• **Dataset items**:
════════════════

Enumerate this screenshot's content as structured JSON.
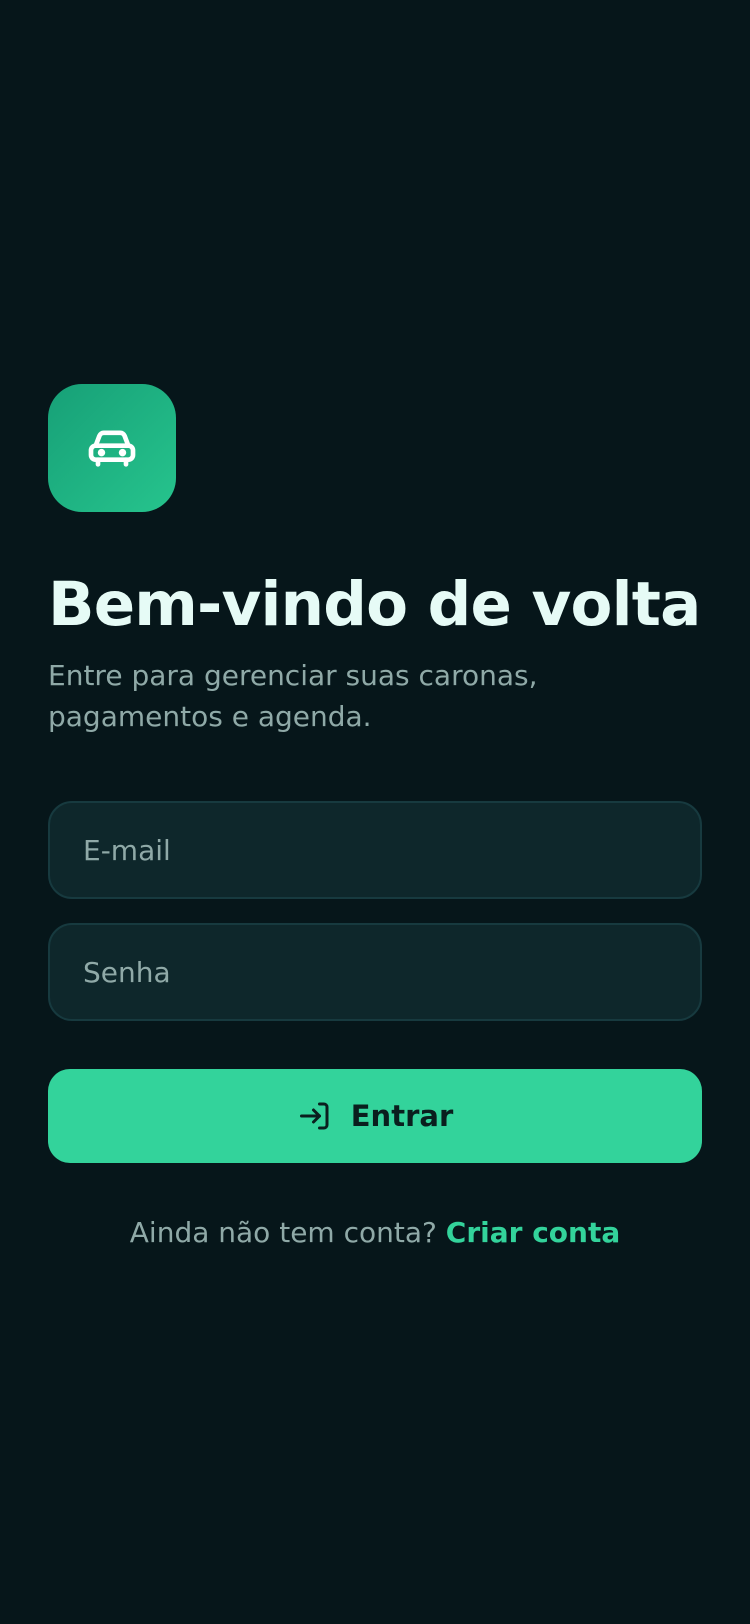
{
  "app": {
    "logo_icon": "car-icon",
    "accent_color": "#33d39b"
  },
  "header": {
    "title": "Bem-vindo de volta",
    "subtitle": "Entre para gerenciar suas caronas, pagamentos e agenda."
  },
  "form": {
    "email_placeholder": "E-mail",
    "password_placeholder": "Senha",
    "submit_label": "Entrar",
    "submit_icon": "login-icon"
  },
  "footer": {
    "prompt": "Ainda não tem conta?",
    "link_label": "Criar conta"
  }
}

════════════════

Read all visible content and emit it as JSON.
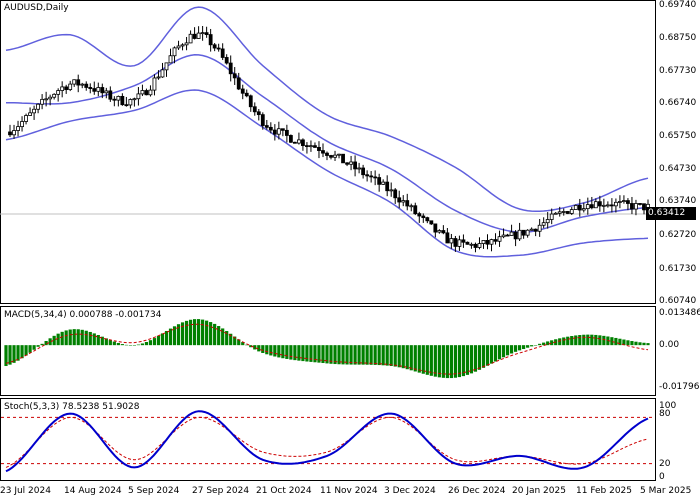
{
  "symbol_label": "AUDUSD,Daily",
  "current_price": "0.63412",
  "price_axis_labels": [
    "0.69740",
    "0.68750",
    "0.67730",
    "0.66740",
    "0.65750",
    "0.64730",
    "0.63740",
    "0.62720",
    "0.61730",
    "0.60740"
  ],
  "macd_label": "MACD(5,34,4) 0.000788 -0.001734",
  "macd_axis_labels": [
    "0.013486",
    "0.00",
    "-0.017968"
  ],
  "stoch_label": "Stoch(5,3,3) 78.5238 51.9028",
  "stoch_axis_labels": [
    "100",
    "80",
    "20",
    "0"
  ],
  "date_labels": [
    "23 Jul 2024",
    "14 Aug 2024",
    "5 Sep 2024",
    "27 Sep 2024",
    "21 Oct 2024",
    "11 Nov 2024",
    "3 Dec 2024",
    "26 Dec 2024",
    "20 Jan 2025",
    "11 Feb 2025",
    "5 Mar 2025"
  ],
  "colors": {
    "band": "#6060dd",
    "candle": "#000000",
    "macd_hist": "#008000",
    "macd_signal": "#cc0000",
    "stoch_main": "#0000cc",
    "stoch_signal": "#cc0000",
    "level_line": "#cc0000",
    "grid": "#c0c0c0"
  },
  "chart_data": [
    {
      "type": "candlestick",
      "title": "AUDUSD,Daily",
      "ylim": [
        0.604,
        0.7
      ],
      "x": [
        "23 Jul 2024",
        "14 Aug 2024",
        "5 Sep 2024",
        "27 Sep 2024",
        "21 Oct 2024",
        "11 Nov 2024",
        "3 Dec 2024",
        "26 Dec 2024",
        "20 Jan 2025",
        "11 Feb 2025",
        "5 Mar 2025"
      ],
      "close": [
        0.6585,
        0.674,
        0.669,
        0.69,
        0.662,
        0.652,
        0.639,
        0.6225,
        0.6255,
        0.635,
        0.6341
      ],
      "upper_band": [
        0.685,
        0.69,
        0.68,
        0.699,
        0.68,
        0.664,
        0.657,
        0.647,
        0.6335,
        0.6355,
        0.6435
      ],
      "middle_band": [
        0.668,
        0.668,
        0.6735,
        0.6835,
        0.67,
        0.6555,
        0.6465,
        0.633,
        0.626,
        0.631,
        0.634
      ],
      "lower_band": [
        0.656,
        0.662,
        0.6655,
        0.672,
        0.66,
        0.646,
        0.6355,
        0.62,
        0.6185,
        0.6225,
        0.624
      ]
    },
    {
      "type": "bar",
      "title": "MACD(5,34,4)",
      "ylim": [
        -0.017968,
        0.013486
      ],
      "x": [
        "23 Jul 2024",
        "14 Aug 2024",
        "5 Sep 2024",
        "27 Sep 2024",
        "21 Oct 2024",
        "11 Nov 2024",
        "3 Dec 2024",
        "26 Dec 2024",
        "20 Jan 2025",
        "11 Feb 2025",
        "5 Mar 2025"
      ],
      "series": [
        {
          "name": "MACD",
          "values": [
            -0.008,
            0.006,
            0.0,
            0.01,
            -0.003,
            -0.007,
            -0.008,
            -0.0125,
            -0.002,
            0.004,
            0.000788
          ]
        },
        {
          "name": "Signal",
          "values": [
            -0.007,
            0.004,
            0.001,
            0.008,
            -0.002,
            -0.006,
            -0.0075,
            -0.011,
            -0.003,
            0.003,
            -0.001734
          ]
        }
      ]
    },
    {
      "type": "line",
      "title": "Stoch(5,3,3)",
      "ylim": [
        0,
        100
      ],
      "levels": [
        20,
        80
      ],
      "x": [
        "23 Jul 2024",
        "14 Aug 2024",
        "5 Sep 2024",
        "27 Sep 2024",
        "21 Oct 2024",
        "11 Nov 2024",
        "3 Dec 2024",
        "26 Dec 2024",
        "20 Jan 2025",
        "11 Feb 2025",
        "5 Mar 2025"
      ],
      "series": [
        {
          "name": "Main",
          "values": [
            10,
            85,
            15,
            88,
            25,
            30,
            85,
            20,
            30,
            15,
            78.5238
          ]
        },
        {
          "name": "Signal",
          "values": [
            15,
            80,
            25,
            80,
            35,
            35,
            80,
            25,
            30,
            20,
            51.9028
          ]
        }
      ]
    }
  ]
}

════════════════

• **STATED GOAL**: Report back each line of the entries that holds the string "JSON".

• **EXPECTED ANSWER**:
Enumerate this screenshot's content as structured JSON.
Read all visible content and emit it as JSON.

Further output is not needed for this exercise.